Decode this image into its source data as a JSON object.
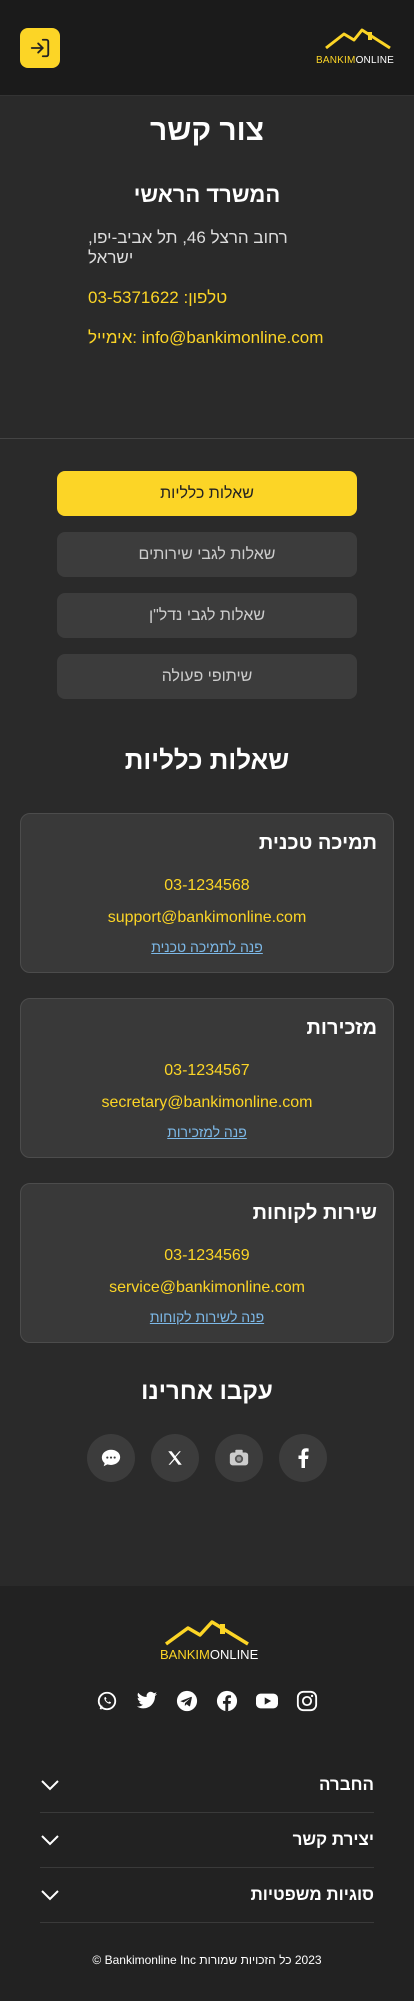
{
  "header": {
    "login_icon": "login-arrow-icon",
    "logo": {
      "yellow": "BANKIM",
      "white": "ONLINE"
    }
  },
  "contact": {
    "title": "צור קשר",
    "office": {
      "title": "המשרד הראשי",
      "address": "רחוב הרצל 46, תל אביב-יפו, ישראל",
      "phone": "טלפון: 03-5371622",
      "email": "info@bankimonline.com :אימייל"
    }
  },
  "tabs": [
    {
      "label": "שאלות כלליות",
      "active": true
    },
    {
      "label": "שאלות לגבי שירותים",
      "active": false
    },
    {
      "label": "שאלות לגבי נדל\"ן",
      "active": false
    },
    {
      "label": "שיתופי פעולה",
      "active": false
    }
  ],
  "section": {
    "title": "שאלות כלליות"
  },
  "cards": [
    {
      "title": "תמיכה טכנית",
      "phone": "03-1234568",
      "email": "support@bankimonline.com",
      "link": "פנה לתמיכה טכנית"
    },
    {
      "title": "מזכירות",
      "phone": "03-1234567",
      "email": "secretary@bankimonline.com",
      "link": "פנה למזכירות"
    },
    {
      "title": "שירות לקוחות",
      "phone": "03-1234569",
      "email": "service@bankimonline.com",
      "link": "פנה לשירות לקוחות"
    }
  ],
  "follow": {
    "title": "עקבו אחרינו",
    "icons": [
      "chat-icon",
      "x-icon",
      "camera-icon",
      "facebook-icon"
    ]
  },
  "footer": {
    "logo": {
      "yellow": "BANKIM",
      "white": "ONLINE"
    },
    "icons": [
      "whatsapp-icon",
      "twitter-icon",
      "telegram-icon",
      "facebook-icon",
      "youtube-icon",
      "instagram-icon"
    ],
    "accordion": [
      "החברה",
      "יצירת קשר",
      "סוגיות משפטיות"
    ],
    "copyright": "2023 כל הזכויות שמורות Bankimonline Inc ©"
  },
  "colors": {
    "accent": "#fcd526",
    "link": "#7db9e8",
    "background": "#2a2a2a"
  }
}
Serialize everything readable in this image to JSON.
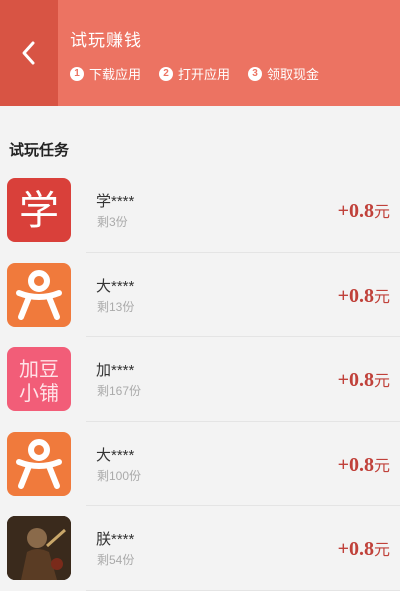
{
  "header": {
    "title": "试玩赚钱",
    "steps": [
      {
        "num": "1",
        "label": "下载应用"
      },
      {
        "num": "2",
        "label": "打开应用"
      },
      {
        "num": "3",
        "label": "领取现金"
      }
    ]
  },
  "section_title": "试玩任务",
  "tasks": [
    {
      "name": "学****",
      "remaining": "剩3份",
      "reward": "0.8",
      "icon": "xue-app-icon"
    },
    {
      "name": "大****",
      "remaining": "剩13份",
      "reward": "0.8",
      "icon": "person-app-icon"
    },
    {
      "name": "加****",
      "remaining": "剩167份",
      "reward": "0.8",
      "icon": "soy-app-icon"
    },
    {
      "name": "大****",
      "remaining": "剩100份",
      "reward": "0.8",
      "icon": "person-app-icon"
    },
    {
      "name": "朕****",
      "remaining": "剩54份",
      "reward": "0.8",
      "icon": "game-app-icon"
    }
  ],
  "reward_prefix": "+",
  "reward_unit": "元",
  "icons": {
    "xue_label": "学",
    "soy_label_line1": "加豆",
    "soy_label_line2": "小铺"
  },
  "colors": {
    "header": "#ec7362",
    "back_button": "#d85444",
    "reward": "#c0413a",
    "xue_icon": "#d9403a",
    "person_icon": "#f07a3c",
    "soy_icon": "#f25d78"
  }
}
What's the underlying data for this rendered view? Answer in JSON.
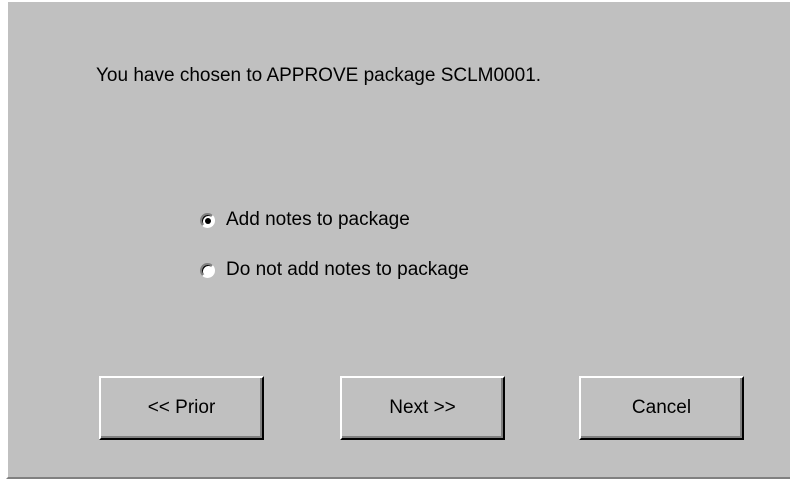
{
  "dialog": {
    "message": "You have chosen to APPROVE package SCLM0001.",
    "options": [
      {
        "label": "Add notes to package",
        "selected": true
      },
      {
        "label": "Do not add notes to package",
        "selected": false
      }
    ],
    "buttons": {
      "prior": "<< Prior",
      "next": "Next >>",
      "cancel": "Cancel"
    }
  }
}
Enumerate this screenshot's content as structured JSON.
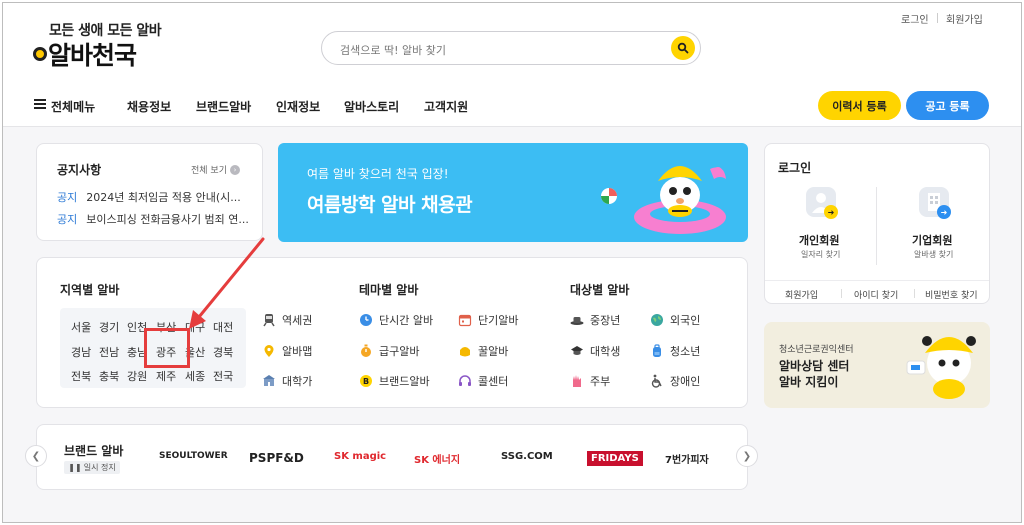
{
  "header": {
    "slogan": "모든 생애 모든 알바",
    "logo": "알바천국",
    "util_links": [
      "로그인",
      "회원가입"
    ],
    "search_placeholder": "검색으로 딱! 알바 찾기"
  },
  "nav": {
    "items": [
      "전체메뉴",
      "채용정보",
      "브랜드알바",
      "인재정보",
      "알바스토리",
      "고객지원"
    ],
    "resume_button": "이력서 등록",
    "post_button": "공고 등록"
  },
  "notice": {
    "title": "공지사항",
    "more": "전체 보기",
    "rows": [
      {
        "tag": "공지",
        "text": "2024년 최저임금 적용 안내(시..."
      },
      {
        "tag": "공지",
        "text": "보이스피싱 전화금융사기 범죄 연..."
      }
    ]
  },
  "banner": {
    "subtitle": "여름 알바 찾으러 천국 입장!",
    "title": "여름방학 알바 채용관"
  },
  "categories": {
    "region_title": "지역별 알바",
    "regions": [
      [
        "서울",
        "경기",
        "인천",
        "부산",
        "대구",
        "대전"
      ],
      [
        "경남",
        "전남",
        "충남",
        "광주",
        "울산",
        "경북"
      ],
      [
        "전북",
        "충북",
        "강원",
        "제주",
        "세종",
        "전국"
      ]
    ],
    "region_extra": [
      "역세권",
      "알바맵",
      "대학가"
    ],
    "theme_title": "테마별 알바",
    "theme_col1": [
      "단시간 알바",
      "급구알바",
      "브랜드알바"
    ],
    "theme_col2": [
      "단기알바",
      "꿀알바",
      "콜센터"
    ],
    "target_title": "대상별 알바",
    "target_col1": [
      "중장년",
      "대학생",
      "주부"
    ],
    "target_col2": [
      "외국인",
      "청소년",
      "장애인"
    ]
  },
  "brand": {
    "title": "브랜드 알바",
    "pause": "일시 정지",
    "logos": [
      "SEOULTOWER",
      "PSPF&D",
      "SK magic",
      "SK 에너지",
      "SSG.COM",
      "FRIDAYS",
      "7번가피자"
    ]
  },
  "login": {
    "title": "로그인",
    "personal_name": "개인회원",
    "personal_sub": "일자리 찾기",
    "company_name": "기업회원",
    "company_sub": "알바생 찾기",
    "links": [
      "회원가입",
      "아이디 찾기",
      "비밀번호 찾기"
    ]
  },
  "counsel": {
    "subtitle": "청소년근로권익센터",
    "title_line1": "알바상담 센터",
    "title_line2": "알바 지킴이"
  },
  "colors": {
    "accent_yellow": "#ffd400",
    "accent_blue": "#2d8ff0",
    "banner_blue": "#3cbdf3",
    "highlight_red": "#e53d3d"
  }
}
--
(Your instructions) Return the listing above word for word, with the pictures removed.

(Finished task)
Decode this image into its source data as a JSON object.
{
  "header": {
    "login_icon": "login-arrow-icon",
    "logo": {
      "yellow": "BANKIM",
      "white": "ONLINE"
    }
  },
  "contact": {
    "title": "צור קשר",
    "office": {
      "title": "המשרד הראשי",
      "address": "רחוב הרצל 46, תל אביב-יפו, ישראל",
      "phone": "טלפון: 03-5371622",
      "email": "info@bankimonline.com :אימייל"
    }
  },
  "tabs": [
    {
      "label": "שאלות כלליות",
      "active": true
    },
    {
      "label": "שאלות לגבי שירותים",
      "active": false
    },
    {
      "label": "שאלות לגבי נדל\"ן",
      "active": false
    },
    {
      "label": "שיתופי פעולה",
      "active": false
    }
  ],
  "section": {
    "title": "שאלות כלליות"
  },
  "cards": [
    {
      "title": "תמיכה טכנית",
      "phone": "03-1234568",
      "email": "support@bankimonline.com",
      "link": "פנה לתמיכה טכנית"
    },
    {
      "title": "מזכירות",
      "phone": "03-1234567",
      "email": "secretary@bankimonline.com",
      "link": "פנה למזכירות"
    },
    {
      "title": "שירות לקוחות",
      "phone": "03-1234569",
      "email": "service@bankimonline.com",
      "link": "פנה לשירות לקוחות"
    }
  ],
  "follow": {
    "title": "עקבו אחרינו",
    "icons": [
      "chat-icon",
      "x-icon",
      "camera-icon",
      "facebook-icon"
    ]
  },
  "footer": {
    "logo": {
      "yellow": "BANKIM",
      "white": "ONLINE"
    },
    "icons": [
      "whatsapp-icon",
      "twitter-icon",
      "telegram-icon",
      "facebook-icon",
      "youtube-icon",
      "instagram-icon"
    ],
    "accordion": [
      "החברה",
      "יצירת קשר",
      "סוגיות משפטיות"
    ],
    "copyright": "2023 כל הזכויות שמורות Bankimonline Inc ©"
  },
  "colors": {
    "accent": "#fcd526",
    "link": "#7db9e8",
    "background": "#2a2a2a"
  }
}
Serialize everything readable in this image to JSON.
{
  "header": {
    "title": "试玩赚钱",
    "steps": [
      {
        "num": "1",
        "label": "下载应用"
      },
      {
        "num": "2",
        "label": "打开应用"
      },
      {
        "num": "3",
        "label": "领取现金"
      }
    ]
  },
  "section_title": "试玩任务",
  "tasks": [
    {
      "name": "学****",
      "remaining": "剩3份",
      "reward": "0.8",
      "icon": "xue-app-icon"
    },
    {
      "name": "大****",
      "remaining": "剩13份",
      "reward": "0.8",
      "icon": "person-app-icon"
    },
    {
      "name": "加****",
      "remaining": "剩167份",
      "reward": "0.8",
      "icon": "soy-app-icon"
    },
    {
      "name": "大****",
      "remaining": "剩100份",
      "reward": "0.8",
      "icon": "person-app-icon"
    },
    {
      "name": "朕****",
      "remaining": "剩54份",
      "reward": "0.8",
      "icon": "game-app-icon"
    }
  ],
  "reward_prefix": "+",
  "reward_unit": "元",
  "icons": {
    "xue_label": "学",
    "soy_label_line1": "加豆",
    "soy_label_line2": "小铺"
  },
  "colors": {
    "header": "#ec7362",
    "back_button": "#d85444",
    "reward": "#c0413a",
    "xue_icon": "#d9403a",
    "person_icon": "#f07a3c",
    "soy_icon": "#f25d78"
  }
}
What's the underlying data for this rendered view? Answer in JSON.
{
  "dialog": {
    "message": "You have chosen to APPROVE package SCLM0001.",
    "options": [
      {
        "label": "Add notes to package",
        "selected": true
      },
      {
        "label": "Do not add notes to package",
        "selected": false
      }
    ],
    "buttons": {
      "prior": "<< Prior",
      "next": "Next >>",
      "cancel": "Cancel"
    }
  }
}
Enumerate this screenshot's content as structured JSON.
{
  "header": {
    "slogan": "모든 생애 모든 알바",
    "logo": "알바천국",
    "util_links": [
      "로그인",
      "회원가입"
    ],
    "search_placeholder": "검색으로 딱! 알바 찾기"
  },
  "nav": {
    "items": [
      "전체메뉴",
      "채용정보",
      "브랜드알바",
      "인재정보",
      "알바스토리",
      "고객지원"
    ],
    "resume_button": "이력서 등록",
    "post_button": "공고 등록"
  },
  "notice": {
    "title": "공지사항",
    "more": "전체 보기",
    "rows": [
      {
        "tag": "공지",
        "text": "2024년 최저임금 적용 안내(시..."
      },
      {
        "tag": "공지",
        "text": "보이스피싱 전화금융사기 범죄 연..."
      }
    ]
  },
  "banner": {
    "subtitle": "여름 알바 찾으러 천국 입장!",
    "title": "여름방학 알바 채용관"
  },
  "categories": {
    "region_title": "지역별 알바",
    "regions": [
      [
        "서울",
        "경기",
        "인천",
        "부산",
        "대구",
        "대전"
      ],
      [
        "경남",
        "전남",
        "충남",
        "광주",
        "울산",
        "경북"
      ],
      [
        "전북",
        "충북",
        "강원",
        "제주",
        "세종",
        "전국"
      ]
    ],
    "region_extra": [
      "역세권",
      "알바맵",
      "대학가"
    ],
    "theme_title": "테마별 알바",
    "theme_col1": [
      "단시간 알바",
      "급구알바",
      "브랜드알바"
    ],
    "theme_col2": [
      "단기알바",
      "꿀알바",
      "콜센터"
    ],
    "target_title": "대상별 알바",
    "target_col1": [
      "중장년",
      "대학생",
      "주부"
    ],
    "target_col2": [
      "외국인",
      "청소년",
      "장애인"
    ]
  },
  "brand": {
    "title": "브랜드 알바",
    "pause": "일시 정지",
    "logos": [
      "SEOULTOWER",
      "PSPF&D",
      "SK magic",
      "SK 에너지",
      "SSG.COM",
      "FRIDAYS",
      "7번가피자"
    ]
  },
  "login": {
    "title": "로그인",
    "personal_name": "개인회원",
    "personal_sub": "일자리 찾기",
    "company_name": "기업회원",
    "company_sub": "알바생 찾기",
    "links": [
      "회원가입",
      "아이디 찾기",
      "비밀번호 찾기"
    ]
  },
  "counsel": {
    "subtitle": "청소년근로권익센터",
    "title_line1": "알바상담 센터",
    "title_line2": "알바 지킴이"
  },
  "colors": {
    "accent_yellow": "#ffd400",
    "accent_blue": "#2d8ff0",
    "banner_blue": "#3cbdf3",
    "highlight_red": "#e53d3d"
  }
}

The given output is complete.